-------- TASK DATA --------
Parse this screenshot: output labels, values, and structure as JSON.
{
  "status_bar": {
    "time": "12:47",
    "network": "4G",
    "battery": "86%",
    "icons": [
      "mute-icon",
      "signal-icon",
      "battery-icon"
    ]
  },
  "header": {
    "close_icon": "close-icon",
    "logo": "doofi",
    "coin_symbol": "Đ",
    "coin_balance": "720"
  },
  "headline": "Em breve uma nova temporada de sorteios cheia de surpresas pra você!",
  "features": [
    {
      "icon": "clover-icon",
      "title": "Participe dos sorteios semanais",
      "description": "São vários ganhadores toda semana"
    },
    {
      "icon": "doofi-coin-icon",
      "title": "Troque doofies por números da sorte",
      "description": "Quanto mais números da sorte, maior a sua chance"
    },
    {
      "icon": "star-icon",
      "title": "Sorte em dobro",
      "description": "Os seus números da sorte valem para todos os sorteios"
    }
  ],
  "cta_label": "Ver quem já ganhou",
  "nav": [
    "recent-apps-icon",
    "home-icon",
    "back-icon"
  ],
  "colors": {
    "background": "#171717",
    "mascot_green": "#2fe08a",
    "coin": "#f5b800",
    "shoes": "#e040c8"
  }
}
--------
• EXERCISE: Determine how many lines of the material include the string "números". Output only that count.

• RESPONSE TO THIS TASK: 3